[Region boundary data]
━━━

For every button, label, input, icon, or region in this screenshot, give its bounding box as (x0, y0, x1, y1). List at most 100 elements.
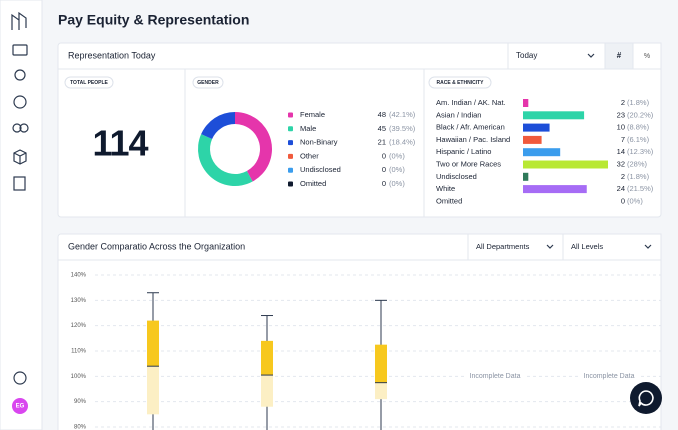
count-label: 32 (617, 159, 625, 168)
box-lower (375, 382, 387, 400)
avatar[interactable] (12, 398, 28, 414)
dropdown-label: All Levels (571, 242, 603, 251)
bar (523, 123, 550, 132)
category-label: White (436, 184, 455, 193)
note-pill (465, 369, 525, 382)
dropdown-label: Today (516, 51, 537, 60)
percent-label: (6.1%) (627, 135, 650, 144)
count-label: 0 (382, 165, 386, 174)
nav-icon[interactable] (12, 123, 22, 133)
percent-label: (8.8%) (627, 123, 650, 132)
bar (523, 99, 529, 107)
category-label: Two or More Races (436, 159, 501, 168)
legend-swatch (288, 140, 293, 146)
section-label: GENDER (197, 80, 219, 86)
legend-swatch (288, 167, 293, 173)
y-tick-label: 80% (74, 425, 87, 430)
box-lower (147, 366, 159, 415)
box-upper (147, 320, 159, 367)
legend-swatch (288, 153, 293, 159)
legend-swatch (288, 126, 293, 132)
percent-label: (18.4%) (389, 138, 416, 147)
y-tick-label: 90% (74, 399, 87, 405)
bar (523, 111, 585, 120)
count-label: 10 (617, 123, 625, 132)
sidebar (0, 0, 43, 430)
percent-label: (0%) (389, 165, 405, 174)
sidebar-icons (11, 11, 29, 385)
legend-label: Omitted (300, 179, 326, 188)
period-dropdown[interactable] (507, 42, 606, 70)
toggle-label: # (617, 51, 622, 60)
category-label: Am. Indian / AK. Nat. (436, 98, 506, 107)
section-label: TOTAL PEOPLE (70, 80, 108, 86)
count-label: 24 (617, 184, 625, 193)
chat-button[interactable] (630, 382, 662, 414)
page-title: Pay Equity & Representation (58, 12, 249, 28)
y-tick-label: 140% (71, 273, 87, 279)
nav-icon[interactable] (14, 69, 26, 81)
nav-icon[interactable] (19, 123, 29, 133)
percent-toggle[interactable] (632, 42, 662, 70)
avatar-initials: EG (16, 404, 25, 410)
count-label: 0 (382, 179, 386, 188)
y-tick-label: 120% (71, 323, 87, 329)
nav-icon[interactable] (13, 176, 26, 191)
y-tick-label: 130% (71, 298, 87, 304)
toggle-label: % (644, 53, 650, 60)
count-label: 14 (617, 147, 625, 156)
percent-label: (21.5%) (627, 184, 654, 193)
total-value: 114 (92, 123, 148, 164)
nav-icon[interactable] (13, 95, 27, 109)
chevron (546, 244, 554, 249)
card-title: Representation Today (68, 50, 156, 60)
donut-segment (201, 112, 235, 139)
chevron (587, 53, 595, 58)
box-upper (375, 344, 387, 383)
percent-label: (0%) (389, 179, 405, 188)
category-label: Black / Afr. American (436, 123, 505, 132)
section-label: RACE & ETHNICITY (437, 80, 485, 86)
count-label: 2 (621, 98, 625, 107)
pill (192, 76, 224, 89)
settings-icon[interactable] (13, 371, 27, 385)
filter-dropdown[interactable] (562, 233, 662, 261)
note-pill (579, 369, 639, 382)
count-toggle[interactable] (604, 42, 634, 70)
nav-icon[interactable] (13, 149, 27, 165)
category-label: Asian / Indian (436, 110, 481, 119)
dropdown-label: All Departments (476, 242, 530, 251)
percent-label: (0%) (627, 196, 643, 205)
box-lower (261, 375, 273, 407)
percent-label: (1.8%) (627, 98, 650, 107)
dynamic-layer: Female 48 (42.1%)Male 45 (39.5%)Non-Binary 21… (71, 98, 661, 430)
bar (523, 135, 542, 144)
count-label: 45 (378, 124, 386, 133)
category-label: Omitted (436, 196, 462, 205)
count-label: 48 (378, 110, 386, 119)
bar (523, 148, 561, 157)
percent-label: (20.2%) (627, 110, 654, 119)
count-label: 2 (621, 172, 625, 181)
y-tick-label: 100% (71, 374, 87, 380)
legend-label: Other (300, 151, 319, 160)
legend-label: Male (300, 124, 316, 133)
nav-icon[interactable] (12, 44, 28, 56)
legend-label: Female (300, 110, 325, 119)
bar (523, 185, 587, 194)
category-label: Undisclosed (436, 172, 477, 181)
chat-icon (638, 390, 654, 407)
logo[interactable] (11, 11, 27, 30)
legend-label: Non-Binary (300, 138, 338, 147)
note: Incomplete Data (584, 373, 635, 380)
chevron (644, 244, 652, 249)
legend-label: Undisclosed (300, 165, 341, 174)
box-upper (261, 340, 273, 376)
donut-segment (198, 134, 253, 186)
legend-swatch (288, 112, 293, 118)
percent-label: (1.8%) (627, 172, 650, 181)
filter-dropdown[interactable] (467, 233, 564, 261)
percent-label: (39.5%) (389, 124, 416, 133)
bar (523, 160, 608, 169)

━━━

● What is needed:
Duplicate every line of the entries above word for word, leaving out the pictures.

● Complete output:
For every button, label, input, icon, or region in this screenshot, give its bounding box as (x0, y0, x1, y1). List at most 100 elements.
count-label: 32 (617, 159, 625, 168)
box-lower (375, 382, 387, 400)
avatar[interactable] (12, 398, 28, 414)
dropdown-label: All Levels (571, 242, 603, 251)
bar (523, 123, 550, 132)
category-label: White (436, 184, 455, 193)
note-pill (465, 369, 525, 382)
dropdown-label: Today (516, 51, 537, 60)
percent-label: (6.1%) (627, 135, 650, 144)
count-label: 0 (382, 165, 386, 174)
nav-icon[interactable] (12, 123, 22, 133)
percent-label: (8.8%) (627, 123, 650, 132)
bar (523, 99, 529, 107)
category-label: Two or More Races (436, 159, 501, 168)
legend-swatch (288, 140, 293, 146)
section-label: GENDER (197, 80, 219, 86)
legend-swatch (288, 167, 293, 173)
y-tick-label: 80% (74, 425, 87, 430)
box-lower (147, 366, 159, 415)
box-upper (147, 320, 159, 367)
legend-swatch (288, 153, 293, 159)
legend-swatch (288, 126, 293, 132)
percent-label: (18.4%) (389, 138, 416, 147)
y-tick-label: 90% (74, 399, 87, 405)
bar (523, 111, 585, 120)
count-label: 10 (617, 123, 625, 132)
sidebar (0, 0, 43, 430)
percent-label: (0%) (389, 165, 405, 174)
sidebar-icons (11, 11, 29, 385)
legend-label: Omitted (300, 179, 326, 188)
period-dropdown[interactable] (507, 42, 606, 70)
toggle-label: # (617, 51, 622, 60)
category-label: Am. Indian / AK. Nat. (436, 98, 506, 107)
section-label: TOTAL PEOPLE (70, 80, 108, 86)
count-label: 24 (617, 184, 625, 193)
chat-button[interactable] (630, 382, 662, 414)
page-title: Pay Equity & Representation (58, 12, 249, 28)
y-tick-label: 140% (71, 273, 87, 279)
nav-icon[interactable] (14, 69, 26, 81)
nav-icon[interactable] (19, 123, 29, 133)
percent-toggle[interactable] (632, 42, 662, 70)
avatar-initials: EG (16, 404, 25, 410)
count-label: 0 (382, 179, 386, 188)
y-tick-label: 120% (71, 323, 87, 329)
nav-icon[interactable] (13, 176, 26, 191)
y-tick-label: 130% (71, 298, 87, 304)
toggle-label: % (644, 53, 650, 60)
count-label: 14 (617, 147, 625, 156)
percent-label: (21.5%) (627, 184, 654, 193)
total-value: 114 (92, 123, 148, 164)
nav-icon[interactable] (13, 95, 27, 109)
chevron (546, 244, 554, 249)
card-title: Representation Today (68, 50, 156, 60)
donut-segment (201, 112, 235, 139)
chevron (587, 53, 595, 58)
box-upper (375, 344, 387, 383)
percent-label: (0%) (389, 179, 405, 188)
category-label: Black / Afr. American (436, 123, 505, 132)
section-label: RACE & ETHNICITY (437, 80, 485, 86)
count-label: 2 (621, 98, 625, 107)
pill (192, 76, 224, 89)
settings-icon[interactable] (13, 371, 27, 385)
filter-dropdown[interactable] (562, 233, 662, 261)
note-pill (579, 369, 639, 382)
count-toggle[interactable] (604, 42, 634, 70)
nav-icon[interactable] (13, 149, 27, 165)
category-label: Asian / Indian (436, 110, 481, 119)
dropdown-label: All Departments (476, 242, 530, 251)
percent-label: (0%) (627, 196, 643, 205)
box-lower (261, 375, 273, 407)
percent-label: (1.8%) (627, 98, 650, 107)
dynamic-layer: Female 48 (42.1%)Male 45 (39.5%)Non-Binary 21… (71, 98, 661, 430)
bar (523, 135, 542, 144)
count-label: 45 (378, 124, 386, 133)
category-label: Omitted (436, 196, 462, 205)
count-label: 48 (378, 110, 386, 119)
bar (523, 148, 561, 157)
percent-label: (20.2%) (627, 110, 654, 119)
count-label: 2 (621, 172, 625, 181)
y-tick-label: 100% (71, 374, 87, 380)
legend-label: Other (300, 151, 319, 160)
legend-label: Male (300, 124, 316, 133)
nav-icon[interactable] (12, 44, 28, 56)
legend-label: Female (300, 110, 325, 119)
bar (523, 185, 587, 194)
category-label: Undisclosed (436, 172, 477, 181)
chat-icon (638, 390, 654, 407)
logo[interactable] (11, 11, 27, 30)
legend-label: Non-Binary (300, 138, 338, 147)
note: Incomplete Data (584, 373, 635, 380)
chevron (644, 244, 652, 249)
legend-label: Undisclosed (300, 165, 341, 174)
box-upper (261, 340, 273, 376)
donut-segment (198, 134, 253, 186)
legend-swatch (288, 112, 293, 118)
percent-label: (1.8%) (627, 172, 650, 181)
filter-dropdown[interactable] (467, 233, 564, 261)
percent-label: (39.5%) (389, 124, 416, 133)
bar (523, 160, 608, 169)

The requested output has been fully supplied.